» **Task goal**
Your task is to filter the data below down to the lines holding "семян".

» **Exercise material**
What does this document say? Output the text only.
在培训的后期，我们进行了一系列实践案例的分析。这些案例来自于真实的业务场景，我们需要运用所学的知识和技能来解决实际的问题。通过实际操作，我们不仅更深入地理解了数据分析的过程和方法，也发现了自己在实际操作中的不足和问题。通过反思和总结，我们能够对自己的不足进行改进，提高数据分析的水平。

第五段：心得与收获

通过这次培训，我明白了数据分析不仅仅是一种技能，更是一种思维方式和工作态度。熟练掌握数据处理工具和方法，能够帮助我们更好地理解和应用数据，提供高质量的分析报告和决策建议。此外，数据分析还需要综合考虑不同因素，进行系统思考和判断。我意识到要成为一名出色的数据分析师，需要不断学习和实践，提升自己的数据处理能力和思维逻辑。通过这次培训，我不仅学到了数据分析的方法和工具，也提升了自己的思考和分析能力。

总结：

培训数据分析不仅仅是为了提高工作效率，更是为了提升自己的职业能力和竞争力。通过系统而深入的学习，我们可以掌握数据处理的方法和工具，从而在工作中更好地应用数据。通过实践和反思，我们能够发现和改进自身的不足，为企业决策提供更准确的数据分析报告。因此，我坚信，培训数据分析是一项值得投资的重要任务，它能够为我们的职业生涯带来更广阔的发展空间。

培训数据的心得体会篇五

==

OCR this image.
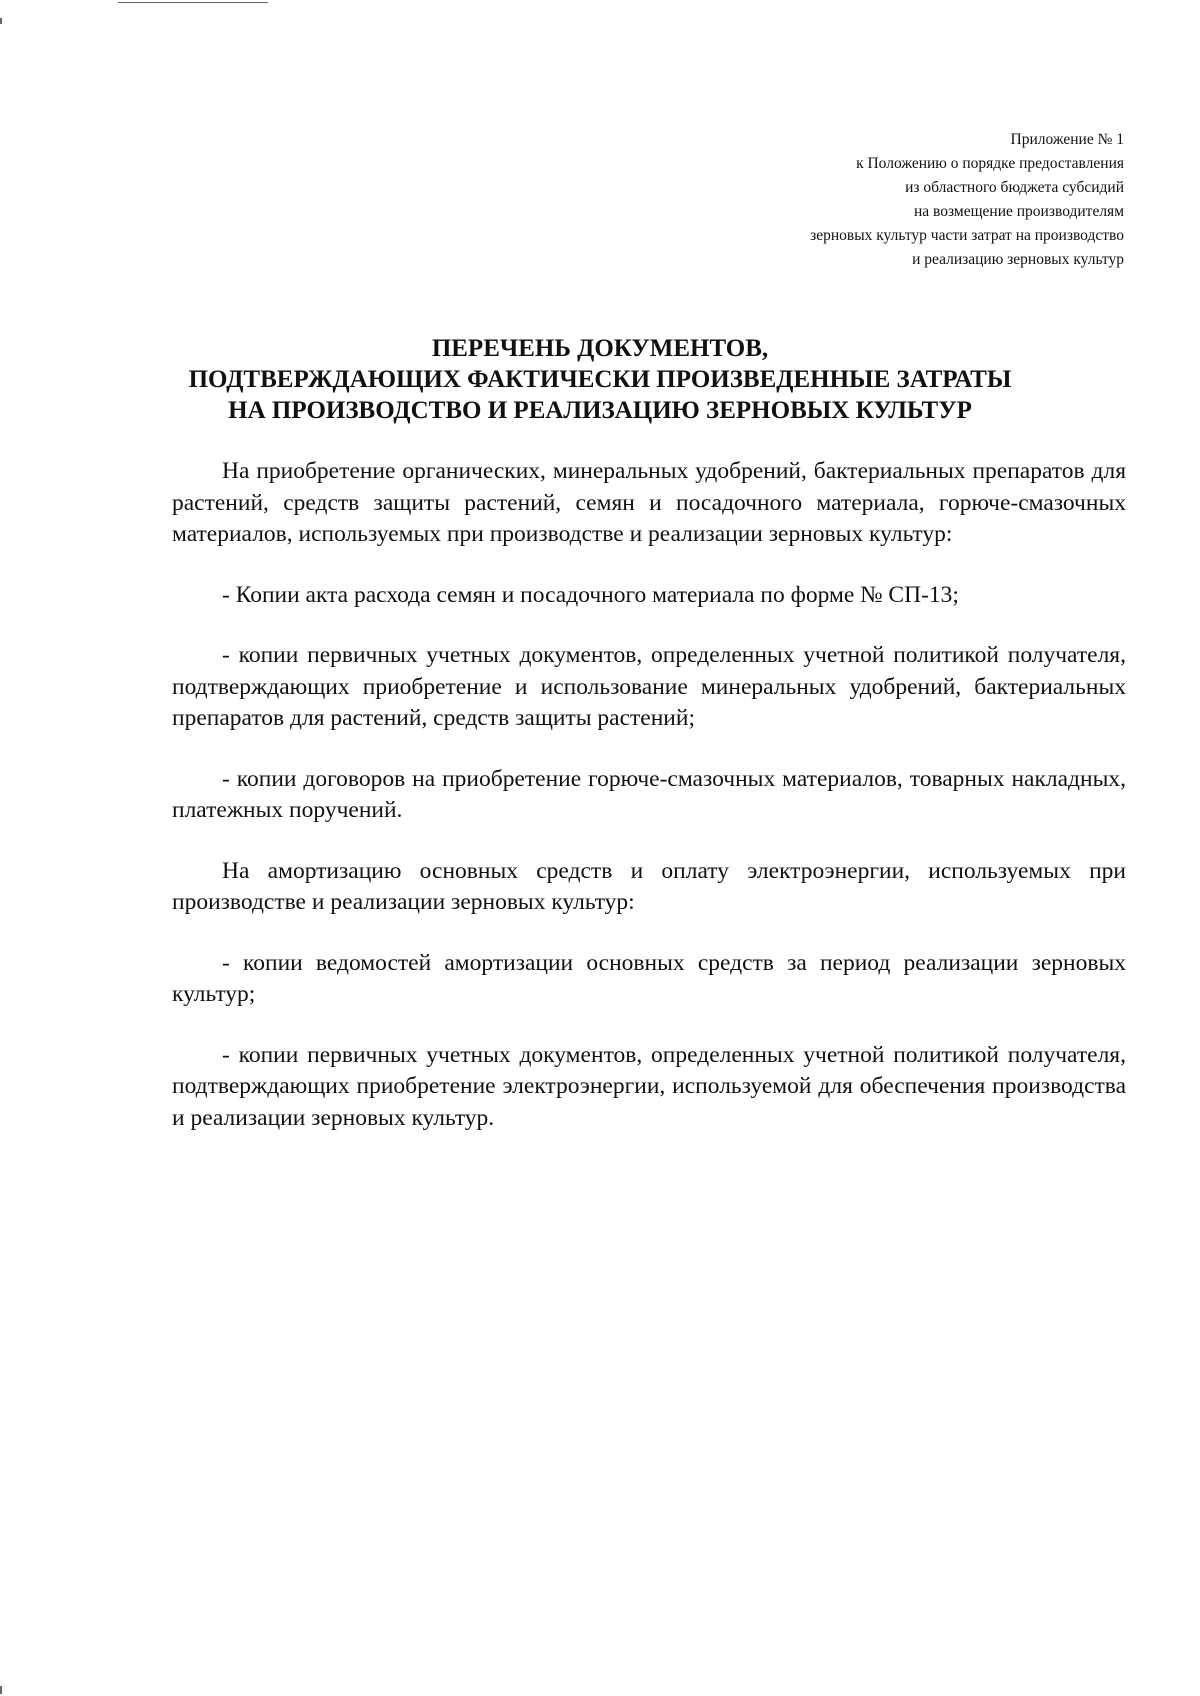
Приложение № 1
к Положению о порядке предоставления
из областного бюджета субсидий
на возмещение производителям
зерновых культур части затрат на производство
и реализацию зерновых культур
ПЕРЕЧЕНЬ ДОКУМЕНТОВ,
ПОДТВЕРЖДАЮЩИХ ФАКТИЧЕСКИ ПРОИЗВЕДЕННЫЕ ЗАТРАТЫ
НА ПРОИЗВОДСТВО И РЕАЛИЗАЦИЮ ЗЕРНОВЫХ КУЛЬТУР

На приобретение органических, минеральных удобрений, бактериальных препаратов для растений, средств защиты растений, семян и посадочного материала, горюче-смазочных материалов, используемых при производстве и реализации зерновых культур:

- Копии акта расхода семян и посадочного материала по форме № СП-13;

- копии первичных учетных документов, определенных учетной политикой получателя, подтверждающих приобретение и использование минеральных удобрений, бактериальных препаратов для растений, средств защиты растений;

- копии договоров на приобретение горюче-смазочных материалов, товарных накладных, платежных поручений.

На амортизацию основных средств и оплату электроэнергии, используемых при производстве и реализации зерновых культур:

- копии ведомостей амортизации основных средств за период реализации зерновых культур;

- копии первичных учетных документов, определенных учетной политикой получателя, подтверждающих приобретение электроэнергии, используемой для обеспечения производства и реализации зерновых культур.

* * *

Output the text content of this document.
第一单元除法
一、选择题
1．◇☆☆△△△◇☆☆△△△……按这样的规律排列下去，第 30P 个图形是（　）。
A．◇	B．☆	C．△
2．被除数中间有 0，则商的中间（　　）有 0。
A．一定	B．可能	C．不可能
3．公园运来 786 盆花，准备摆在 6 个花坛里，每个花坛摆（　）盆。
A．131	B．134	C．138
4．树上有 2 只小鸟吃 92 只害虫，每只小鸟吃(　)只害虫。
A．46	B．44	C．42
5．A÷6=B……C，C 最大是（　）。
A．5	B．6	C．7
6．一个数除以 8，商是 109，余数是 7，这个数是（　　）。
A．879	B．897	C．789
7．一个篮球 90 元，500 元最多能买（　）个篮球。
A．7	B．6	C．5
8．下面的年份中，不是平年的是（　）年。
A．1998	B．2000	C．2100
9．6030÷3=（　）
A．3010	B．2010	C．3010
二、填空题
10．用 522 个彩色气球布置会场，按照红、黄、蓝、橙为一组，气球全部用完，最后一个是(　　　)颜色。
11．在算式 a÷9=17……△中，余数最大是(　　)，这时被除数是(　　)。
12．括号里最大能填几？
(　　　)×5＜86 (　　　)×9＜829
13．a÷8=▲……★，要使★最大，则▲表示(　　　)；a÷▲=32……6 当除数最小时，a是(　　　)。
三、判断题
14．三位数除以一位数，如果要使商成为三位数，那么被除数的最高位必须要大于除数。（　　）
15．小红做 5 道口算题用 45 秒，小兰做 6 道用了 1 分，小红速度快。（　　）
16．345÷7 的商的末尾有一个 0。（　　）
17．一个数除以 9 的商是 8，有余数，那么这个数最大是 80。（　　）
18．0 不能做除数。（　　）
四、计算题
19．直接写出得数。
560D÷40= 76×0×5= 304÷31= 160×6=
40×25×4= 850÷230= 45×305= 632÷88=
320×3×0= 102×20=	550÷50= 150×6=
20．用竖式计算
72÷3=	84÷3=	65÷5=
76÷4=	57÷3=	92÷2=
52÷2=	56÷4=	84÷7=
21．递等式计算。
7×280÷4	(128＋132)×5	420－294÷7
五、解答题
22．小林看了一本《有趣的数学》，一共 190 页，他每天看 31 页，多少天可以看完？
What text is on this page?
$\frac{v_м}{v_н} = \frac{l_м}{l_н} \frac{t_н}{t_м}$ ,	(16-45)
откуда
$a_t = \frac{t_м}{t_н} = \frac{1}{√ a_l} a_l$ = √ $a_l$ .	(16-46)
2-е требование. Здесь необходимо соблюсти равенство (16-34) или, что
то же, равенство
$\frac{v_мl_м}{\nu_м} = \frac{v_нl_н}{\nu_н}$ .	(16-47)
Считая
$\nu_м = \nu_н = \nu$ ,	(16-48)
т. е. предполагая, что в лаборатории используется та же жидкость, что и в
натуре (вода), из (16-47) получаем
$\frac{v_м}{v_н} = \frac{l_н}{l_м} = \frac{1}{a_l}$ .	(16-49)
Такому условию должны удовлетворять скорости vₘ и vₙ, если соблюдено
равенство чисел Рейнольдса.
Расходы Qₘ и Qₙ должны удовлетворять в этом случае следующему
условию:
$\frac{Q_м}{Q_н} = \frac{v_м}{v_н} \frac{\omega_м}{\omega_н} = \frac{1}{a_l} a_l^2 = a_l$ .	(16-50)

» **Final result**
На приобретение органических, минеральных удобрений, бактериальных препаратов для растений, средств защиты растений, семян и посадочного материала, горюче-смазочных материалов, используемых при производстве и реализации зерновых культур:
- Копии акта расхода семян и посадочного материала по форме № СП-13;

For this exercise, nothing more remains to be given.